=== Data entries ===
[start]

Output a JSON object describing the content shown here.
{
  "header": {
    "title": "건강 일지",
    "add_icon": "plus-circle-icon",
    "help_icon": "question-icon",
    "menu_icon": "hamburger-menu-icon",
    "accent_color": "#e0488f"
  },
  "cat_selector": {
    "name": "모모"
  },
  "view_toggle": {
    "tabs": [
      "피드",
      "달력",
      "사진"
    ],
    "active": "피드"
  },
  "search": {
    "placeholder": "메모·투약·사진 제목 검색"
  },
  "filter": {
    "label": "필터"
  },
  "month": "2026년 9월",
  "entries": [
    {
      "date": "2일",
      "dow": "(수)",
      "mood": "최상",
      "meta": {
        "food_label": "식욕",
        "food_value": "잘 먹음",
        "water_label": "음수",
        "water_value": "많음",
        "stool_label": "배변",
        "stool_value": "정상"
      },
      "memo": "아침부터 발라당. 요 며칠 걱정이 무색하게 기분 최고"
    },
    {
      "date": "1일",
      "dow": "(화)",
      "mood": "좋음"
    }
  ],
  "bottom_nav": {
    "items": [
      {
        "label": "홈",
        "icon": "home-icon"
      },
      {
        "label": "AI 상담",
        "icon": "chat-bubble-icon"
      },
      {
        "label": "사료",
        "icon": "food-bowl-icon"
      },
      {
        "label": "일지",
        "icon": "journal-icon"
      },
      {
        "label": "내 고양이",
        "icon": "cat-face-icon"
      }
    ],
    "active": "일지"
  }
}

[end]

=== Directions for this task ===
Using the data above, repeat every line exactly.

=== Reply to the exercise ===
Output a JSON object describing the content shown here.
{
  "header": {
    "title": "건강 일지",
    "add_icon": "plus-circle-icon",
    "help_icon": "question-icon",
    "menu_icon": "hamburger-menu-icon",
    "accent_color": "#e0488f"
  },
  "cat_selector": {
    "name": "모모"
  },
  "view_toggle": {
    "tabs": [
      "피드",
      "달력",
      "사진"
    ],
    "active": "피드"
  },
  "search": {
    "placeholder": "메모·투약·사진 제목 검색"
  },
  "filter": {
    "label": "필터"
  },
  "month": "2026년 9월",
  "entries": [
    {
      "date": "2일",
      "dow": "(수)",
      "mood": "최상",
      "meta": {
        "food_label": "식욕",
        "food_value": "잘 먹음",
        "water_label": "음수",
        "water_value": "많음",
        "stool_label": "배변",
        "stool_value": "정상"
      },
      "memo": "아침부터 발라당. 요 며칠 걱정이 무색하게 기분 최고"
    },
    {
      "date": "1일",
      "dow": "(화)",
      "mood": "좋음"
    }
  ],
  "bottom_nav": {
    "items": [
      {
        "label": "홈",
        "icon": "home-icon"
      },
      {
        "label": "AI 상담",
        "icon": "chat-bubble-icon"
      },
      {
        "label": "사료",
        "icon": "food-bowl-icon"
      },
      {
        "label": "일지",
        "icon": "journal-icon"
      },
      {
        "label": "내 고양이",
        "icon": "cat-face-icon"
      }
    ],
    "active": "일지"
  }
}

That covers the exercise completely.